_Exercise_
Search the listing for "JSON" and copy every line where it appears.

(Stored entries)
══════════════════════════════
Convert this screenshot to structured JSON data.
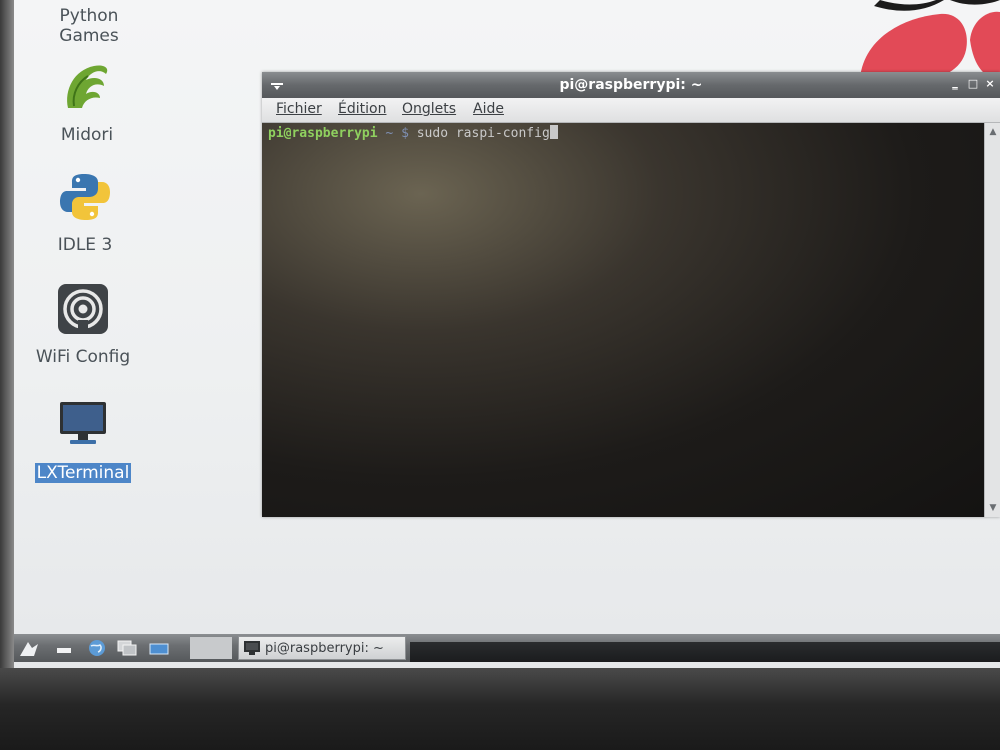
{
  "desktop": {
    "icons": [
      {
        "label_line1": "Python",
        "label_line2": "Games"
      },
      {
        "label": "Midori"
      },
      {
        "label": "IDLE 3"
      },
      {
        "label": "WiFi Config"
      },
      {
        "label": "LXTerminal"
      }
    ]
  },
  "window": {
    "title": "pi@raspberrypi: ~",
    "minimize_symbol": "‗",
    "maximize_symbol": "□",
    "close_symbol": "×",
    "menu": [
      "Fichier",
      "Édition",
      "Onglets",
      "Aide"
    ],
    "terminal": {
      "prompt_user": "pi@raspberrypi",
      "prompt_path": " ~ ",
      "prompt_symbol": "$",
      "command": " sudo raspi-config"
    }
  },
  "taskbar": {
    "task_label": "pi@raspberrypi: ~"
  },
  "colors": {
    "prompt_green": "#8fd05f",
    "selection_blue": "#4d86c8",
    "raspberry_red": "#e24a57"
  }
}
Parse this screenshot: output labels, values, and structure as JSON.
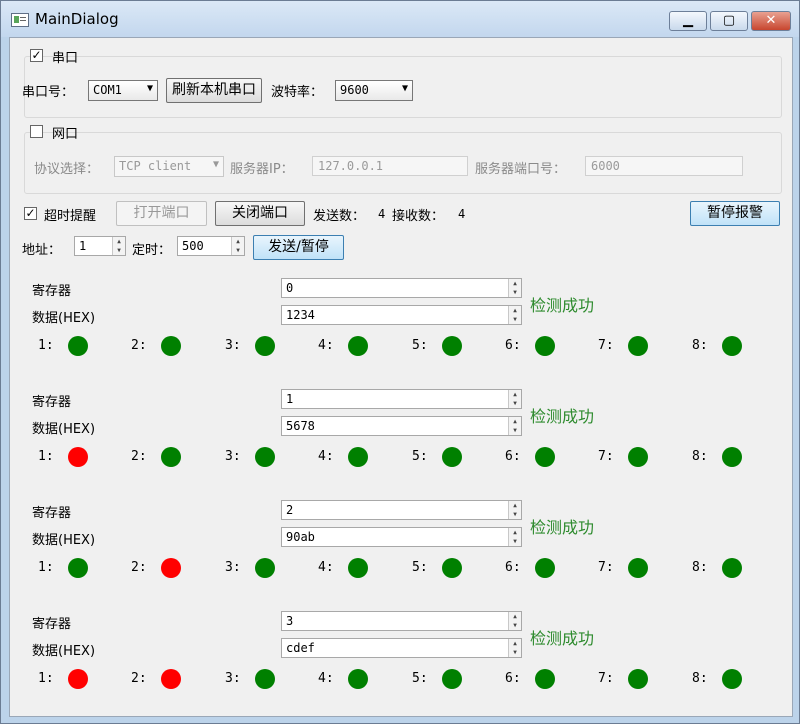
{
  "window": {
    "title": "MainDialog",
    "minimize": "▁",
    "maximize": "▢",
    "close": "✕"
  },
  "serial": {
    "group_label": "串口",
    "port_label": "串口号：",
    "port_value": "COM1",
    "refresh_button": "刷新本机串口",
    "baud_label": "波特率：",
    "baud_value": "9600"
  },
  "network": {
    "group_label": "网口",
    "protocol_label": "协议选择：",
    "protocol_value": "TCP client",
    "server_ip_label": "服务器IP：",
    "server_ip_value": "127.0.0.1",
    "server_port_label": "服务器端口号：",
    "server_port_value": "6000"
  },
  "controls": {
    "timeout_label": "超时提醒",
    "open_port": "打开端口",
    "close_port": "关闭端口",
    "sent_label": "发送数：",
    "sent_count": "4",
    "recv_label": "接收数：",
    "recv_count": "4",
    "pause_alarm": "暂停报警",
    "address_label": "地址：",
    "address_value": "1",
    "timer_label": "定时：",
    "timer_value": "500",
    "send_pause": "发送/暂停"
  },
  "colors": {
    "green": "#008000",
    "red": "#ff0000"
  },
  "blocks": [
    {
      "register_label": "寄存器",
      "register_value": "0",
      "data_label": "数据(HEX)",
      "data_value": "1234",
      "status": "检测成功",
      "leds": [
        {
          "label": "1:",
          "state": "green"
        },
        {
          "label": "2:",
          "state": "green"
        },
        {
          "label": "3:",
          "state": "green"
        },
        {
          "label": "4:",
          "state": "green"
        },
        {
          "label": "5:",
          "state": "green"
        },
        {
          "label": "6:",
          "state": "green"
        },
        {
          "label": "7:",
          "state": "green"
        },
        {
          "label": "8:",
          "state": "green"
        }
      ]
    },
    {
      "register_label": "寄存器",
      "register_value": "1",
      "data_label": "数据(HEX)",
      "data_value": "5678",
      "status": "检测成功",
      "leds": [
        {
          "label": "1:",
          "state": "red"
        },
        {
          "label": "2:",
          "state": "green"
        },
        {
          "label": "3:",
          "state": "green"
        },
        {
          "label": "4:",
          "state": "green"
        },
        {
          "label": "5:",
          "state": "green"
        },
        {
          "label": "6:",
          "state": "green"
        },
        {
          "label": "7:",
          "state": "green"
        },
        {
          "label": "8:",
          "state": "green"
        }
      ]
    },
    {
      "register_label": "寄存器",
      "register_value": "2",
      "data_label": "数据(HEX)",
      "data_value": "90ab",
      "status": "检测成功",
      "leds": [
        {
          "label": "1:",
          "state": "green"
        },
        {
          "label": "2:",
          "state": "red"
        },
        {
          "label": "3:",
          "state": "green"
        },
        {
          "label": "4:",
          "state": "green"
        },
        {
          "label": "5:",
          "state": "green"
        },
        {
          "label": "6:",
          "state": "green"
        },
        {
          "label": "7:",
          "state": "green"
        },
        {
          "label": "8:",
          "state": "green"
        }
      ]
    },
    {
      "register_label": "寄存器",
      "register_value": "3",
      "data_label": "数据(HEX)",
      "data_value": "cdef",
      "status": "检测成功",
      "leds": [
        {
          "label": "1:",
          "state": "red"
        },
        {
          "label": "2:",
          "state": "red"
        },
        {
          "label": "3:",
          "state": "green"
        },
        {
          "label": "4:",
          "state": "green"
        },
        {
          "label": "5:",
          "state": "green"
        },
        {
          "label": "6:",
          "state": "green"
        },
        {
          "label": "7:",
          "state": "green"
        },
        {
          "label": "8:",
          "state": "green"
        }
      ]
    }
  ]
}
══════════════════════════════
_Answer to the task_
Convert this screenshot to structured JSON data.
Parse this screenshot: output labels, values, and structure as JSON.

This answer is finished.